WHAT YOU SHOULD DO:
Go through the records line by line and work out how many lines hold the word "waste". Answer with the number only.

Extracted data entries
━━━━━━
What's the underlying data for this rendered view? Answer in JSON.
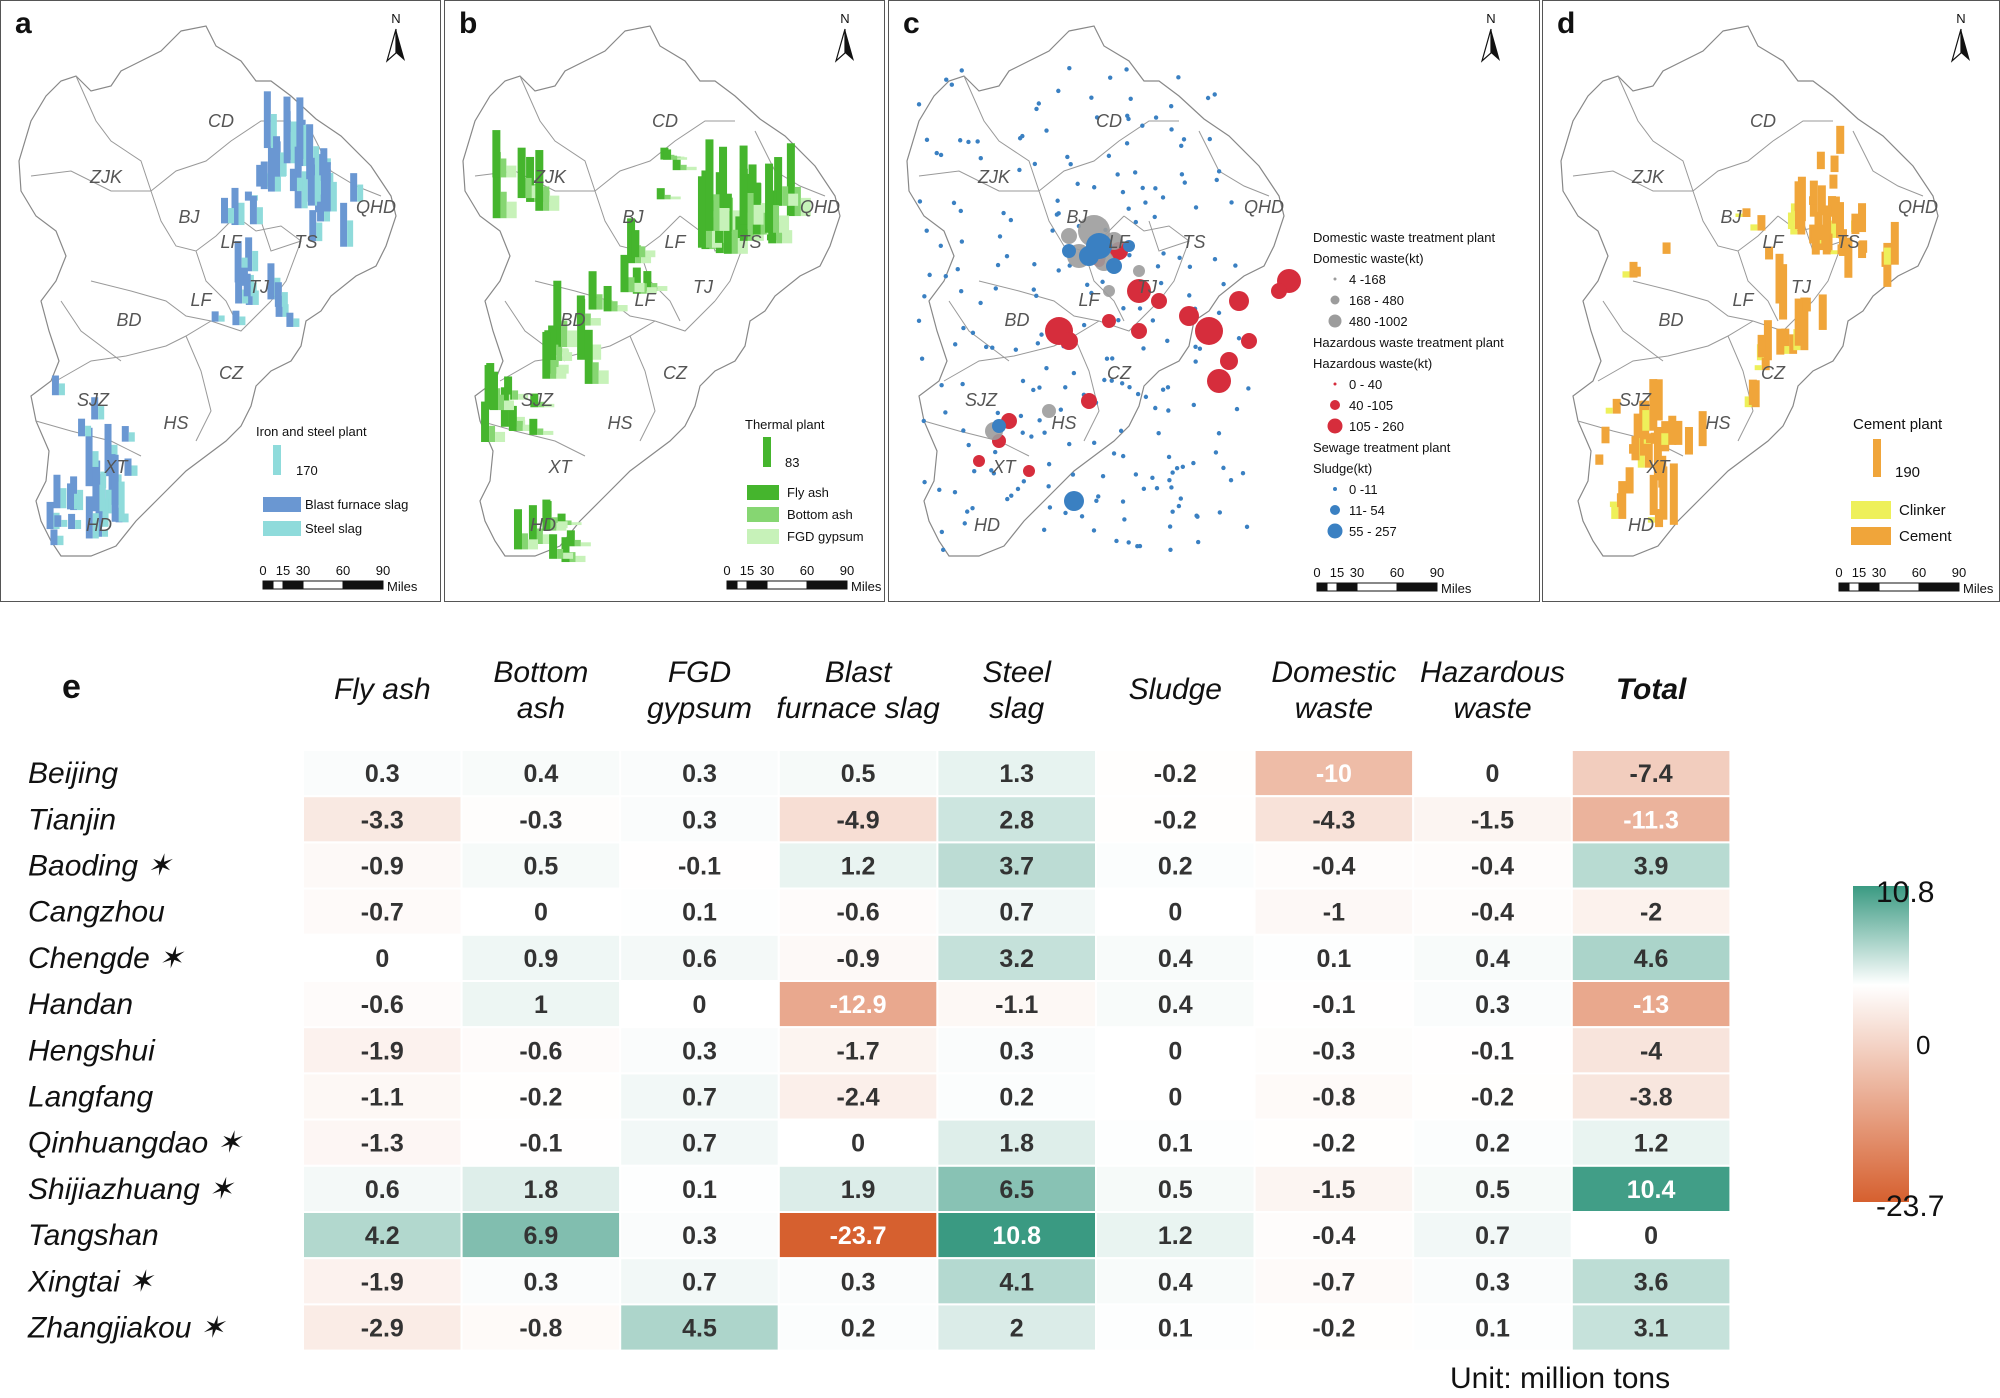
{
  "panels": [
    {
      "id": "a",
      "letter": "a",
      "north": "N",
      "cities": [
        "CD",
        "ZJK",
        "QHD",
        "BJ",
        "LF",
        "TS",
        "TJ",
        "LF",
        "BD",
        "CZ",
        "SJZ",
        "HS",
        "XT",
        "HD"
      ],
      "legend": {
        "title": "Iron and steel plant",
        "scale_value": "170",
        "items": [
          "Blast furnace slag",
          "Steel slag"
        ]
      },
      "scalebar": {
        "ticks": [
          "0",
          "15",
          "30",
          "60",
          "90"
        ],
        "unit": "Miles"
      }
    },
    {
      "id": "b",
      "letter": "b",
      "north": "N",
      "cities": [
        "CD",
        "ZJK",
        "QHD",
        "BJ",
        "LF",
        "TS",
        "TJ",
        "LF",
        "BD",
        "CZ",
        "SJZ",
        "HS",
        "XT",
        "HD"
      ],
      "legend": {
        "title": "Thermal plant",
        "scale_value": "83",
        "items": [
          "Fly ash",
          "Bottom ash",
          "FGD  gypsum"
        ]
      },
      "scalebar": {
        "ticks": [
          "0",
          "15",
          "30",
          "60",
          "90"
        ],
        "unit": "Miles"
      }
    },
    {
      "id": "c",
      "letter": "c",
      "north": "N",
      "cities": [
        "CD",
        "ZJK",
        "QHD",
        "BJ",
        "LF",
        "TS",
        "TJ",
        "LF",
        "BD",
        "CZ",
        "SJZ",
        "HS",
        "XT",
        "HD"
      ],
      "legend": {
        "groups": [
          {
            "title": "Domestic waste treatment plant",
            "subtitle": "Domestic waste(kt)",
            "items": [
              "4 -168",
              "168 - 480",
              "480 -1002"
            ]
          },
          {
            "title": "Hazardous waste treatment plant",
            "subtitle": "Hazardous waste(kt)",
            "items": [
              "0 - 40",
              "40 -105",
              "105 - 260"
            ]
          },
          {
            "title": "Sewage treatment plant",
            "subtitle": "Sludge(kt)",
            "items": [
              "0 -11",
              "11- 54",
              "55 - 257"
            ]
          }
        ]
      },
      "scalebar": {
        "ticks": [
          "0",
          "15",
          "30",
          "60",
          "90"
        ],
        "unit": "Miles"
      }
    },
    {
      "id": "d",
      "letter": "d",
      "north": "N",
      "cities": [
        "CD",
        "ZJK",
        "QHD",
        "BJ",
        "LF",
        "TS",
        "TJ",
        "LF",
        "BD",
        "CZ",
        "SJZ",
        "HS",
        "XT",
        "HD"
      ],
      "legend": {
        "title": "Cement plant",
        "scale_value": "190",
        "items": [
          "Clinker",
          "Cement"
        ]
      },
      "scalebar": {
        "ticks": [
          "0",
          "15",
          "30",
          "60",
          "90"
        ],
        "unit": "Miles"
      }
    }
  ],
  "chart_data": {
    "type": "heatmap",
    "panel_label": "e",
    "columns": [
      "Fly ash",
      "Bottom ash",
      "FGD gypsum",
      "Blast furnace slag",
      "Steel slag",
      "Sludge",
      "Domestic waste",
      "Hazardous waste",
      "Total"
    ],
    "column_lines": [
      [
        "Fly ash"
      ],
      [
        "Bottom",
        "ash"
      ],
      [
        "FGD",
        "gypsum"
      ],
      [
        "Blast",
        "furnace slag"
      ],
      [
        "Steel",
        "slag"
      ],
      [
        "Sludge"
      ],
      [
        "Domestic",
        "waste"
      ],
      [
        "Hazardous",
        "waste"
      ],
      [
        "Total"
      ]
    ],
    "rows": [
      "Beijing",
      "Tianjin",
      "Baoding ✶",
      "Cangzhou",
      "Chengde ✶",
      "Handan",
      "Hengshui",
      "Langfang",
      "Qinhuangdao ✶",
      "Shijiazhuang ✶",
      "Tangshan",
      "Xingtai ✶",
      "Zhangjiakou ✶"
    ],
    "values": [
      [
        0.3,
        0.4,
        0.3,
        0.5,
        1.3,
        -0.2,
        -10,
        0,
        -7.4
      ],
      [
        -3.3,
        -0.3,
        0.3,
        -4.9,
        2.8,
        -0.2,
        -4.3,
        -1.5,
        -11.3
      ],
      [
        -0.9,
        0.5,
        -0.1,
        1.2,
        3.7,
        0.2,
        -0.4,
        -0.4,
        3.9
      ],
      [
        -0.7,
        0,
        0.1,
        -0.6,
        0.7,
        0,
        -1,
        -0.4,
        -2
      ],
      [
        0,
        0.9,
        0.6,
        -0.9,
        3.2,
        0.4,
        0.1,
        0.4,
        4.6
      ],
      [
        -0.6,
        1,
        0,
        -12.9,
        -1.1,
        0.4,
        -0.1,
        0.3,
        -13
      ],
      [
        -1.9,
        -0.6,
        0.3,
        -1.7,
        0.3,
        0,
        -0.3,
        -0.1,
        -4
      ],
      [
        -1.1,
        -0.2,
        0.7,
        -2.4,
        0.2,
        0,
        -0.8,
        -0.2,
        -3.8
      ],
      [
        -1.3,
        -0.1,
        0.7,
        0,
        1.8,
        0.1,
        -0.2,
        0.2,
        1.2
      ],
      [
        0.6,
        1.8,
        0.1,
        1.9,
        6.5,
        0.5,
        -1.5,
        0.5,
        10.4
      ],
      [
        4.2,
        6.9,
        0.3,
        -23.7,
        10.8,
        1.2,
        -0.4,
        0.7,
        0
      ],
      [
        -1.9,
        0.3,
        0.7,
        0.3,
        4.1,
        0.4,
        -0.7,
        0.3,
        3.6
      ],
      [
        -2.9,
        -0.8,
        4.5,
        0.2,
        2,
        0.1,
        -0.2,
        0.1,
        3.1
      ]
    ],
    "colorbar": {
      "max": 10.8,
      "mid": 0,
      "min": -23.7,
      "max_color": "#3a9a82",
      "mid_color": "#ffffff",
      "min_color": "#d6602f"
    },
    "unit": "Unit: million tons"
  },
  "colors": {
    "blast": "#6a97d2",
    "steel": "#8fdbdb",
    "fly": "#45b52d",
    "bottom": "#86d672",
    "fgd": "#c7f2b9",
    "domestic": "#9c9c9c",
    "hazardous": "#d62d3c",
    "sludge": "#3a80c2",
    "clinker": "#eef05a",
    "cement": "#f0a53a"
  }
}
━━━━━━
EXERCISE SOLUTION:
8